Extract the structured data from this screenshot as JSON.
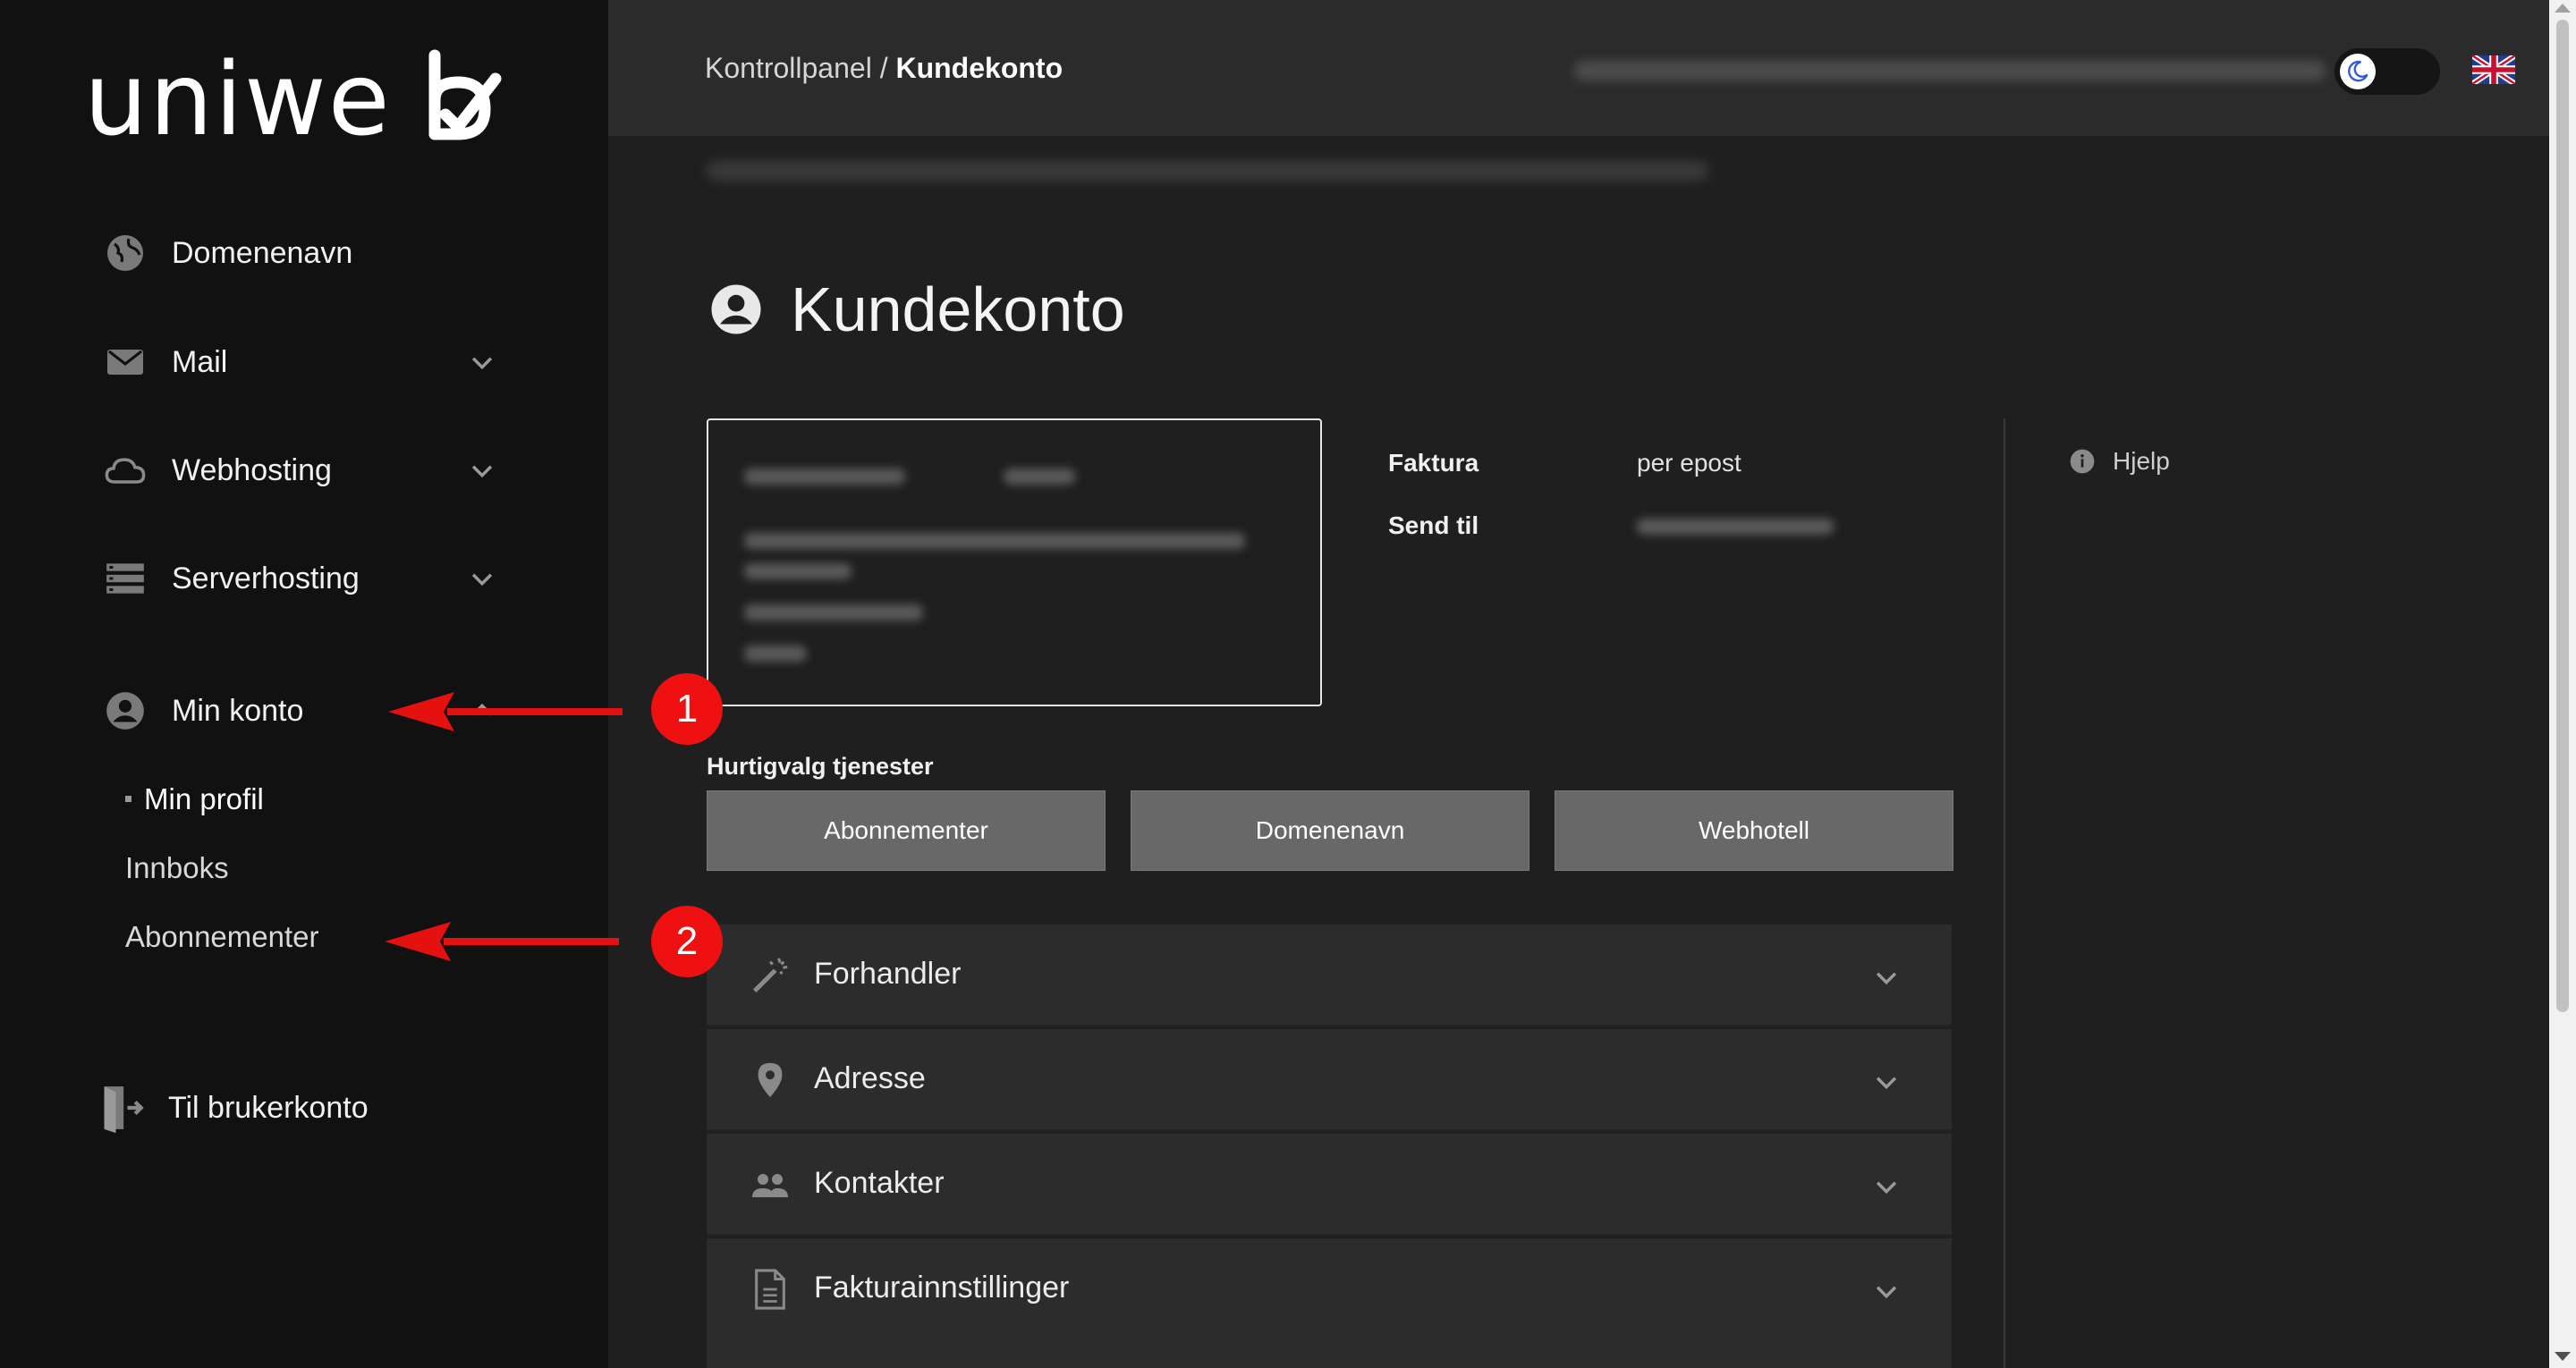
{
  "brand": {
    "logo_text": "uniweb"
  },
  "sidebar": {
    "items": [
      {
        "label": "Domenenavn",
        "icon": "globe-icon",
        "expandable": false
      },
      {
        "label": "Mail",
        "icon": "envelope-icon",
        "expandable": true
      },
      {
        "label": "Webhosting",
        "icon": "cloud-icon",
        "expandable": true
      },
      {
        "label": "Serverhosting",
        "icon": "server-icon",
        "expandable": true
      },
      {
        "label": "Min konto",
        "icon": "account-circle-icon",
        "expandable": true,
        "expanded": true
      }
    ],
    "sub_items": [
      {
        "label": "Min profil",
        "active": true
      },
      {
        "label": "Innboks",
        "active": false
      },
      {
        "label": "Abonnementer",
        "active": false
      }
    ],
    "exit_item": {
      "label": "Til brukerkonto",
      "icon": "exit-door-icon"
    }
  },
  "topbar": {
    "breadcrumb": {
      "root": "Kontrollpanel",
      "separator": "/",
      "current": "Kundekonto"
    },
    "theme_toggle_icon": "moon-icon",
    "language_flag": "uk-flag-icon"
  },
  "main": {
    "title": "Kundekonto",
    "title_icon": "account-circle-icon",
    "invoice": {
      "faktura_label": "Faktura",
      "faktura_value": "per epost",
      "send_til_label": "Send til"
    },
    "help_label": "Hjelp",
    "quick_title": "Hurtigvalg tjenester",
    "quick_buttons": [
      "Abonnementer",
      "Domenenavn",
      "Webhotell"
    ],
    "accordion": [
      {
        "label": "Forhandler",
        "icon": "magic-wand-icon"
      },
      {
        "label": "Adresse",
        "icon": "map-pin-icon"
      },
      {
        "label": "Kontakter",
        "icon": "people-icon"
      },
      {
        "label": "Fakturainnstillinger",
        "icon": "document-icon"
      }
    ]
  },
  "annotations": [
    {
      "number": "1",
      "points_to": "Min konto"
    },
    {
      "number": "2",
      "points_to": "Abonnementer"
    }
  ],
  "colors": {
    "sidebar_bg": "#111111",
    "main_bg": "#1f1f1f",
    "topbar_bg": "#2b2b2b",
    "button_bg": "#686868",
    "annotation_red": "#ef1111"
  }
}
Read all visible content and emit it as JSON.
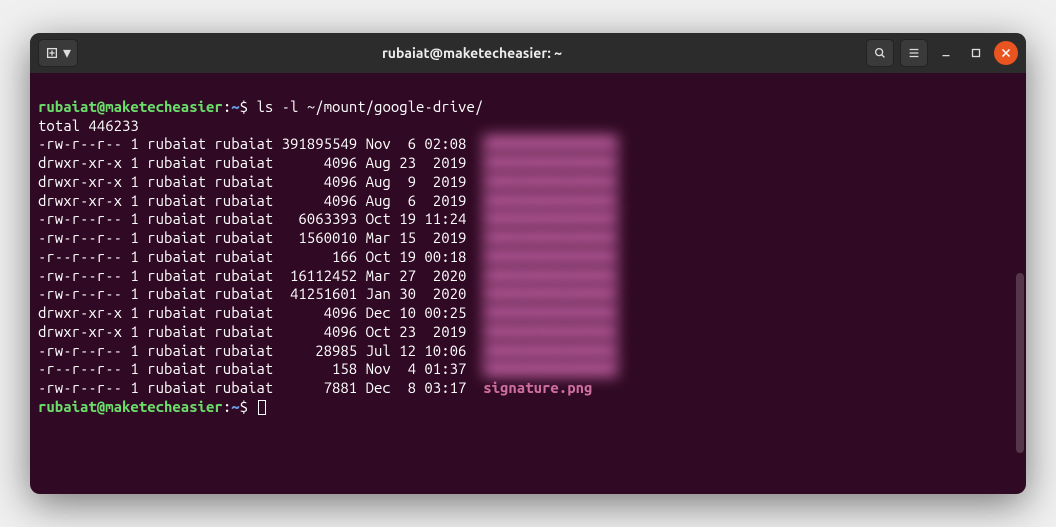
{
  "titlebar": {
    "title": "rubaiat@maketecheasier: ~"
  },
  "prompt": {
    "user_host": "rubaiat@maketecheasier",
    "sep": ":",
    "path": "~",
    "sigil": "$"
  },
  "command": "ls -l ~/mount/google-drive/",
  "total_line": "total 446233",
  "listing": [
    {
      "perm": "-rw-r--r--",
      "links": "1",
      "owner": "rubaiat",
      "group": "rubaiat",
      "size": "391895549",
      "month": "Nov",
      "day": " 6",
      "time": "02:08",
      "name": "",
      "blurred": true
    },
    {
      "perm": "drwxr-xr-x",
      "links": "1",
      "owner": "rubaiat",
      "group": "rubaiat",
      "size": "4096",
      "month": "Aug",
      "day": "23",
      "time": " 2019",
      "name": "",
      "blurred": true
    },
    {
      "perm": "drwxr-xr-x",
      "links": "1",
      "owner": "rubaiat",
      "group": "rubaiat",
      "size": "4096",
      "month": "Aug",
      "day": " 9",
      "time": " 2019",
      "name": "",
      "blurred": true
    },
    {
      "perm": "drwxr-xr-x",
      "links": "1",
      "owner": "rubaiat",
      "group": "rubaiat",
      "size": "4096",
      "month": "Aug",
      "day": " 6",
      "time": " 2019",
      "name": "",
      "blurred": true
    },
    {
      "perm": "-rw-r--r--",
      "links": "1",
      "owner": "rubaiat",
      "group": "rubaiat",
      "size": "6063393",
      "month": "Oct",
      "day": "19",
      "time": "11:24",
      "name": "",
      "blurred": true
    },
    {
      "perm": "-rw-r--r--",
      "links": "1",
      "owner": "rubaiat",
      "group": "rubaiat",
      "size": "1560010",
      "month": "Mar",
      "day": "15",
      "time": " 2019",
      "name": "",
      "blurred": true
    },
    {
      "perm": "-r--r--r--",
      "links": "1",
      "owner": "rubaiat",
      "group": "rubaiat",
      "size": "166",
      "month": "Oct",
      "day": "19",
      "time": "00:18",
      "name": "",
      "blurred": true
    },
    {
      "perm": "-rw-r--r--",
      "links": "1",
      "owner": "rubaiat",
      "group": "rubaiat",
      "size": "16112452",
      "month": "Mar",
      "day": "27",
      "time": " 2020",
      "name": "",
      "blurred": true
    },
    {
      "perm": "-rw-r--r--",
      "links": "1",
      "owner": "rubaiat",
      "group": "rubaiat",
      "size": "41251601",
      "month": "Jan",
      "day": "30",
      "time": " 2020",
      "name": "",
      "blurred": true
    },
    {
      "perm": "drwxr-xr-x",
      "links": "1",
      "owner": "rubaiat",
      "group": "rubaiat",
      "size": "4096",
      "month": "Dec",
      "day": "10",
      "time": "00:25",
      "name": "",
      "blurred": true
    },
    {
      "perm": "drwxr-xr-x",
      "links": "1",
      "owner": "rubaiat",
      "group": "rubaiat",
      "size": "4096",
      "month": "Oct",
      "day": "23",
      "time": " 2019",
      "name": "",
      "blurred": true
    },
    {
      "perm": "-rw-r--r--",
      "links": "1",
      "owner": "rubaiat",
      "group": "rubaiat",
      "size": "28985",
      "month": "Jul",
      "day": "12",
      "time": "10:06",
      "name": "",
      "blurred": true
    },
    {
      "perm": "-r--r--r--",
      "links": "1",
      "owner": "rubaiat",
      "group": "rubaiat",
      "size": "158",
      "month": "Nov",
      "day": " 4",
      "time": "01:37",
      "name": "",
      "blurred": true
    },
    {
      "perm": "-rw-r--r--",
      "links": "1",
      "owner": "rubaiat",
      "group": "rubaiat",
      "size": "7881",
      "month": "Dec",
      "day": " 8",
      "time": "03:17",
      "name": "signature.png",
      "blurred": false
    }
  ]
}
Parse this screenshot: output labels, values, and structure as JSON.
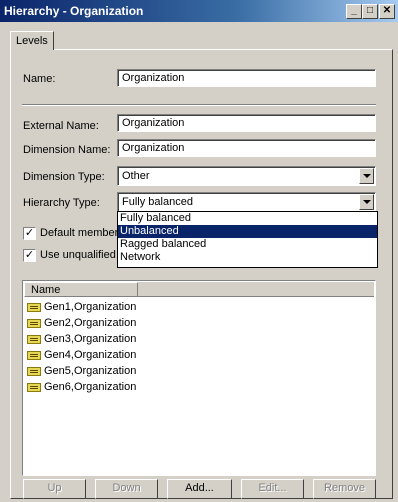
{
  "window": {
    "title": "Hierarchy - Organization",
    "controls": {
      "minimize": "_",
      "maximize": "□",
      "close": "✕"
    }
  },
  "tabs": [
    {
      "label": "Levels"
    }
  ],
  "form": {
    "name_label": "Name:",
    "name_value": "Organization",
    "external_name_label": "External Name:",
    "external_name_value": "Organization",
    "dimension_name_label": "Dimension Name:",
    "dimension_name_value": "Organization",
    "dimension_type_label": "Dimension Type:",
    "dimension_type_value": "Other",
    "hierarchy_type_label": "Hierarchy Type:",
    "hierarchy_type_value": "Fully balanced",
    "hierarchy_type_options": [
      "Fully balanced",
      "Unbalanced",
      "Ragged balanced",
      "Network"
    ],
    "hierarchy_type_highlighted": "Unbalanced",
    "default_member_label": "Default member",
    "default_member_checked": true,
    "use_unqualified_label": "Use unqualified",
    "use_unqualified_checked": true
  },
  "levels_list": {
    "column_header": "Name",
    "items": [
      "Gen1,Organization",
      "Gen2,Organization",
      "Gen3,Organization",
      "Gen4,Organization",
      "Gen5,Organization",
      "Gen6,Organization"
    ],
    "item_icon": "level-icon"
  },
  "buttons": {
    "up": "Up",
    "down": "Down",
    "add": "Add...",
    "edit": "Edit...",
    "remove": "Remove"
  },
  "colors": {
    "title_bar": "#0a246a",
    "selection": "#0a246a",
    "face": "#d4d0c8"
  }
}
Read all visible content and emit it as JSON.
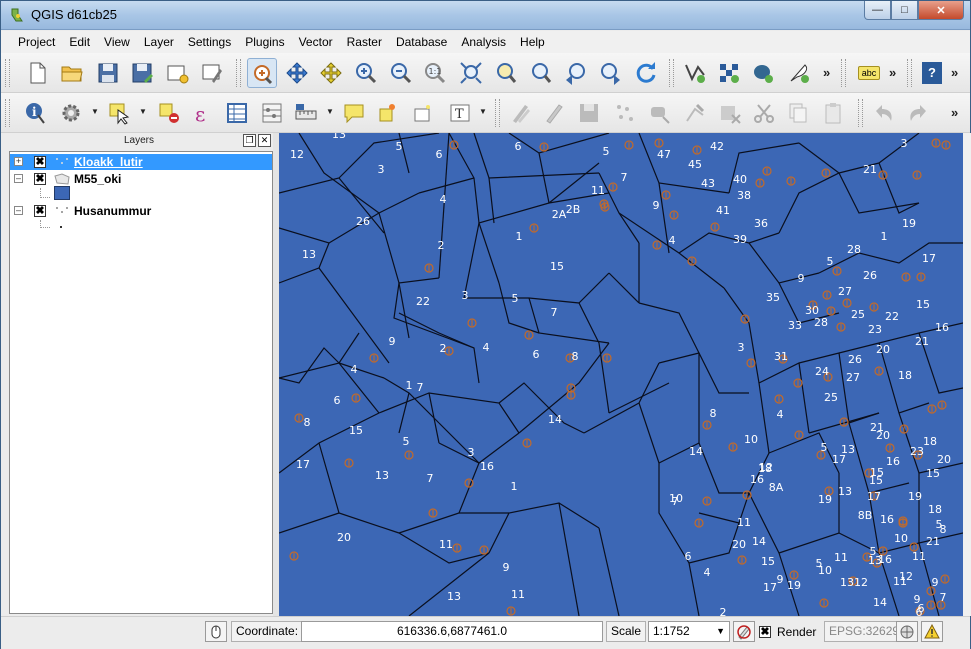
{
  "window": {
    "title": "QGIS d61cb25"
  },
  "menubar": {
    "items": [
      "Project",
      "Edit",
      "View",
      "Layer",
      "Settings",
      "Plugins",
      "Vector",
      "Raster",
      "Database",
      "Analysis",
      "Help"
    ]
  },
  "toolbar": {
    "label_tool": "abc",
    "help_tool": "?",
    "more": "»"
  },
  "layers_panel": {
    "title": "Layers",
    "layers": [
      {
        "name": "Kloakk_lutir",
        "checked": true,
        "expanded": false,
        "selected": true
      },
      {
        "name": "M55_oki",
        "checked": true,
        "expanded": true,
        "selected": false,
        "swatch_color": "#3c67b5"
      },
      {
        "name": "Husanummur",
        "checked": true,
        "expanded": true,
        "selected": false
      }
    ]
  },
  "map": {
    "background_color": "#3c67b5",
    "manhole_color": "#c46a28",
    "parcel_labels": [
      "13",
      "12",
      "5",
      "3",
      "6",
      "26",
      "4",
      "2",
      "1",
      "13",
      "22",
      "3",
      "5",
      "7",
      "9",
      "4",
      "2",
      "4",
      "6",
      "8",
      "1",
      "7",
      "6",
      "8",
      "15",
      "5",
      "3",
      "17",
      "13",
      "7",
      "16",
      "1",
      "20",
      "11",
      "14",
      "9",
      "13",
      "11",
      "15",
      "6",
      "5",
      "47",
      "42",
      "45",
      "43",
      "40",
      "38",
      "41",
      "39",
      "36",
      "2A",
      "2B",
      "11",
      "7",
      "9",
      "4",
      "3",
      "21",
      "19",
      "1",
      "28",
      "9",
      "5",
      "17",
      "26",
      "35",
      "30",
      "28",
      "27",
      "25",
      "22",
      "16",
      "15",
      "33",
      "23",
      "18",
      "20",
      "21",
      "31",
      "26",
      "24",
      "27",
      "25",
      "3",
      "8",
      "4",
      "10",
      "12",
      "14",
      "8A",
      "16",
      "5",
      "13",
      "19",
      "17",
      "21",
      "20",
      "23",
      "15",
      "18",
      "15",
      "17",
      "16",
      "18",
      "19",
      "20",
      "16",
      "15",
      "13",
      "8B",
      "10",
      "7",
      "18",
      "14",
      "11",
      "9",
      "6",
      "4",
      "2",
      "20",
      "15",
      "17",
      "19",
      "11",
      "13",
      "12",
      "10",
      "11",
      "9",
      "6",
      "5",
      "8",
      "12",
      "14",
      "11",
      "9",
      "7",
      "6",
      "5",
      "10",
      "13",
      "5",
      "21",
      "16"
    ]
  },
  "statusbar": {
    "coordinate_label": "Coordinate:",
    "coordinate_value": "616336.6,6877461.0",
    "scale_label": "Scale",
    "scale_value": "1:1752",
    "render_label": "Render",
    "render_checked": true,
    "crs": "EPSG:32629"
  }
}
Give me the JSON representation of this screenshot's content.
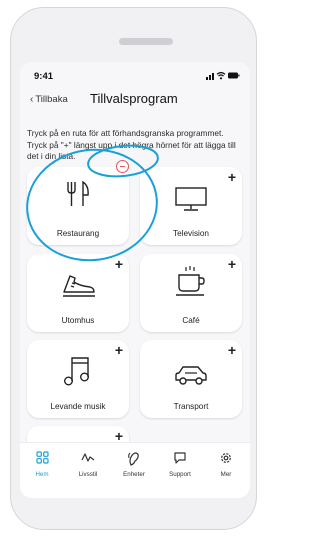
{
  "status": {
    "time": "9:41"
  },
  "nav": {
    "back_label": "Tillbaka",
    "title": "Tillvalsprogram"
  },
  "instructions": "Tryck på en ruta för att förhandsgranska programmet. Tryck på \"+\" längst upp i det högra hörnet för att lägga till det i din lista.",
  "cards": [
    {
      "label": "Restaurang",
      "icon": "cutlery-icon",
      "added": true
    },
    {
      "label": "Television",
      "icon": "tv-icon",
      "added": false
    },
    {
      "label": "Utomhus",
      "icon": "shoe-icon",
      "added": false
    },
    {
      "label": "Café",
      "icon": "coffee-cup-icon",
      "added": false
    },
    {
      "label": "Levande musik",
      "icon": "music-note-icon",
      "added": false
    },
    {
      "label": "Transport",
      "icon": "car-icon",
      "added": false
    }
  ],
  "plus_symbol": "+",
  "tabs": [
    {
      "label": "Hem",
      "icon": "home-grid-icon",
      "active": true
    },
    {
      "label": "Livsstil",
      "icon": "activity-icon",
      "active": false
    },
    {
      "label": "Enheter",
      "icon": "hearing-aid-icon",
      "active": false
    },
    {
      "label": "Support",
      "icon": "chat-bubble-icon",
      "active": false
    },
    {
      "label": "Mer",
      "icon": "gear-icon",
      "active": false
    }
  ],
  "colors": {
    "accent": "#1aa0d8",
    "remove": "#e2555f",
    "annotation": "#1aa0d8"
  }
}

○ ○ ○ ○ ○

Report how many lines in the entries hold the string "account". Nothing but the number is wanted.

2